● **What the task requires**
In the data, extract each line that holds the string "Insert".

::: Exercise input :::

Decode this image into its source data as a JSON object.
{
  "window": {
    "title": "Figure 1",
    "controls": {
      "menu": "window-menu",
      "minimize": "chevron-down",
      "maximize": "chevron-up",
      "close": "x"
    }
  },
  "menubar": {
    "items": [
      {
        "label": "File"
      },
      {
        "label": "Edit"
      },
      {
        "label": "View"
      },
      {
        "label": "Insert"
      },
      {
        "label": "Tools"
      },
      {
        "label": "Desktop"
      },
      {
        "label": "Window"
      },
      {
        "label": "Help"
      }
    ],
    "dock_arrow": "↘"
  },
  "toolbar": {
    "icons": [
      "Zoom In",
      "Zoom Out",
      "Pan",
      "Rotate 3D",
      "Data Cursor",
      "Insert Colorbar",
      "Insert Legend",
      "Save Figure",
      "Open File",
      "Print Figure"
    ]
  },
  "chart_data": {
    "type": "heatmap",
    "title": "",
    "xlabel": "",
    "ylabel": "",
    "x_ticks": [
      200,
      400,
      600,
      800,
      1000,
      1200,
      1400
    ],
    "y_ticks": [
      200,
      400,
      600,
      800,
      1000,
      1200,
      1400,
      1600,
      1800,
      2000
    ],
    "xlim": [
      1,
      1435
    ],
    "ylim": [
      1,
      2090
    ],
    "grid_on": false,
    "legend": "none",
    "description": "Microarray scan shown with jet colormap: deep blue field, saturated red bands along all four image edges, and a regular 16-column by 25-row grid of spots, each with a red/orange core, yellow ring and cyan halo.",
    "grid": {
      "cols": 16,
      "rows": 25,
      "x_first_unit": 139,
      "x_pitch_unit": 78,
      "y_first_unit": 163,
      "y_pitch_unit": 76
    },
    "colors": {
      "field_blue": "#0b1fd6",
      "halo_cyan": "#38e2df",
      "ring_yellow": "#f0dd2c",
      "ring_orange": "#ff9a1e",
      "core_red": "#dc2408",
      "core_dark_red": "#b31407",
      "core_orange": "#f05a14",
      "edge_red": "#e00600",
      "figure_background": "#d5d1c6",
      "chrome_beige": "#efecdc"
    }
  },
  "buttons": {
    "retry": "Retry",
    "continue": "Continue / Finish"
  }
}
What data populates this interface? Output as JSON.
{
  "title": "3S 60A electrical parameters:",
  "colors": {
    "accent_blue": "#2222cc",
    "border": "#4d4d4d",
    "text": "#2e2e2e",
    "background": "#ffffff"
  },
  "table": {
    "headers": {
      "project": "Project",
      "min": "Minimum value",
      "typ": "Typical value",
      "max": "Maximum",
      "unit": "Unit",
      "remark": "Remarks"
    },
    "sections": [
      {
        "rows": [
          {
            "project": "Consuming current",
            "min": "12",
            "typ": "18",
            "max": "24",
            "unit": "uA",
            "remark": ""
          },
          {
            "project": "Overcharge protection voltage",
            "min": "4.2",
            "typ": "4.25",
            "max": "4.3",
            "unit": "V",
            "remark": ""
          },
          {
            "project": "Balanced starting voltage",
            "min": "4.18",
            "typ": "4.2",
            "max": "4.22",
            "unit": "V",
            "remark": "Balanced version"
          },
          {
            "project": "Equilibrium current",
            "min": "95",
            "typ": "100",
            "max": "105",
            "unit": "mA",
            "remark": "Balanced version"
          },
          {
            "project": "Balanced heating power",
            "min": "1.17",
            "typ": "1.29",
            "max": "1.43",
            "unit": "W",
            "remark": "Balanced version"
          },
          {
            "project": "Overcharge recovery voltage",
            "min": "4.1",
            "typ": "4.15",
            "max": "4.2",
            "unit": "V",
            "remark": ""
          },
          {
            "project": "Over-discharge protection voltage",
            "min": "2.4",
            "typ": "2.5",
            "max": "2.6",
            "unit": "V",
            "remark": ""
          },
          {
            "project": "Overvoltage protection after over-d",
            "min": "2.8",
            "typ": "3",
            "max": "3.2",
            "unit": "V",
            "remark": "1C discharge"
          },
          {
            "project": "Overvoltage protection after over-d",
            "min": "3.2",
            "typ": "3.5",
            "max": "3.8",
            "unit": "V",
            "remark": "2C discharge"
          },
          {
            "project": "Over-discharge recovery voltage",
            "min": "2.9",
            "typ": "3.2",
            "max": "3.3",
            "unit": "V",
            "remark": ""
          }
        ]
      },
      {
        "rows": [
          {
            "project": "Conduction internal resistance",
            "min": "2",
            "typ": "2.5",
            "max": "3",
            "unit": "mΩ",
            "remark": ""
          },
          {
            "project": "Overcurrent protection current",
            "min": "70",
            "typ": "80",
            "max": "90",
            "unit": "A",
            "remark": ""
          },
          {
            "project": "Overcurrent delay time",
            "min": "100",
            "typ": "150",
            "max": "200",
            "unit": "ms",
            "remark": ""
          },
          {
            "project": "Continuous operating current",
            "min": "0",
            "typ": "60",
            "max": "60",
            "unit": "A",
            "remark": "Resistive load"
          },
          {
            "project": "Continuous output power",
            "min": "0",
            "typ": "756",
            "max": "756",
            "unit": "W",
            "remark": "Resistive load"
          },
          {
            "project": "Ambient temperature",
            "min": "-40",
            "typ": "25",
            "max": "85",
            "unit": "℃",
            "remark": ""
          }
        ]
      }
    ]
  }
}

:::

● **In response**
        "label": "Insert"
      "Insert Colorbar",
      "Insert Legend",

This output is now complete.